Job —
Type out the data exactly as given. Skip any image.

Raw data —
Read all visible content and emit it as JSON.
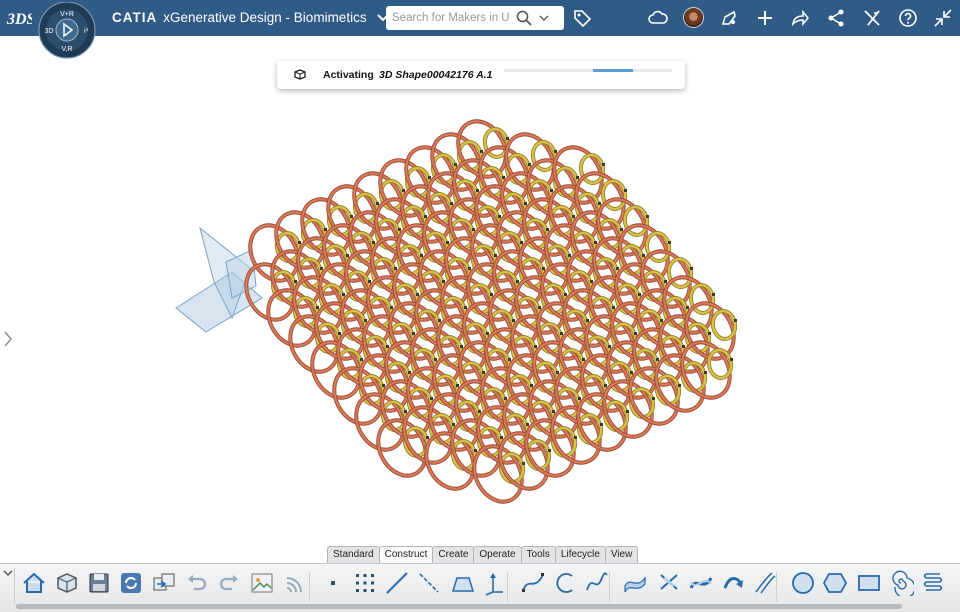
{
  "topbar": {
    "brand": "CATIA",
    "app_name": "xGenerative Design - Biomimetics",
    "compass": {
      "top_label": "V+R",
      "left_label": "3D",
      "right_label": "i³",
      "bottom_label": "V,R"
    },
    "search": {
      "placeholder": "Search for Makers in US",
      "value": ""
    },
    "icons": [
      "tag-icon",
      "cloud-icon",
      "avatar",
      "share-icon",
      "add-icon",
      "forward-icon",
      "network-share-icon",
      "tools-icon",
      "help-icon",
      "collapse-icon"
    ]
  },
  "activation": {
    "label": "Activating",
    "object": "3D Shape00042176 A.1",
    "progress_fraction": 0.4
  },
  "tabs": [
    {
      "label": "Standard"
    },
    {
      "label": "Construct",
      "active": true
    },
    {
      "label": "Create"
    },
    {
      "label": "Operate"
    },
    {
      "label": "Tools"
    },
    {
      "label": "Lifecycle"
    },
    {
      "label": "View"
    }
  ],
  "actionbar": {
    "icons": [
      "home-icon",
      "3d-part-icon",
      "save-icon",
      "refresh-icon",
      "swap-icon",
      "undo-icon",
      "redo-icon",
      "image-icon",
      "wifi-icon",
      "point-icon",
      "point-grid-icon",
      "line-icon",
      "axis-icon",
      "plane-icon",
      "axis-system-icon",
      "spline-icon",
      "arc-icon",
      "curve-icon",
      "sweep-icon",
      "blend-icon",
      "twist-icon",
      "rotate-icon",
      "parallel-curves-icon",
      "circle-icon",
      "hexagon-icon",
      "rectangle-icon",
      "spiral-icon",
      "spring-icon",
      "more-icon"
    ]
  },
  "colors": {
    "topbar": "#2f5b86",
    "ring_outer": "#d87a55",
    "ring_inner": "#d9c04a",
    "accent": "#5a9bd5"
  }
}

Answer below —
Read all visible content and emit it as JSON.
{
  "topbar": {
    "brand": "CATIA",
    "app_name": "xGenerative Design - Biomimetics",
    "compass": {
      "top_label": "V+R",
      "left_label": "3D",
      "right_label": "i³",
      "bottom_label": "V,R"
    },
    "search": {
      "placeholder": "Search for Makers in US",
      "value": ""
    },
    "icons": [
      "tag-icon",
      "cloud-icon",
      "avatar",
      "share-icon",
      "add-icon",
      "forward-icon",
      "network-share-icon",
      "tools-icon",
      "help-icon",
      "collapse-icon"
    ]
  },
  "activation": {
    "label": "Activating",
    "object": "3D Shape00042176 A.1",
    "progress_fraction": 0.4
  },
  "tabs": [
    {
      "label": "Standard"
    },
    {
      "label": "Construct",
      "active": true
    },
    {
      "label": "Create"
    },
    {
      "label": "Operate"
    },
    {
      "label": "Tools"
    },
    {
      "label": "Lifecycle"
    },
    {
      "label": "View"
    }
  ],
  "actionbar": {
    "icons": [
      "home-icon",
      "3d-part-icon",
      "save-icon",
      "refresh-icon",
      "swap-icon",
      "undo-icon",
      "redo-icon",
      "image-icon",
      "wifi-icon",
      "point-icon",
      "point-grid-icon",
      "line-icon",
      "axis-icon",
      "plane-icon",
      "axis-system-icon",
      "spline-icon",
      "arc-icon",
      "curve-icon",
      "sweep-icon",
      "blend-icon",
      "twist-icon",
      "rotate-icon",
      "parallel-curves-icon",
      "circle-icon",
      "hexagon-icon",
      "rectangle-icon",
      "spiral-icon",
      "spring-icon",
      "more-icon"
    ]
  },
  "colors": {
    "topbar": "#2f5b86",
    "ring_outer": "#d87a55",
    "ring_inner": "#d9c04a",
    "accent": "#5a9bd5"
  }
}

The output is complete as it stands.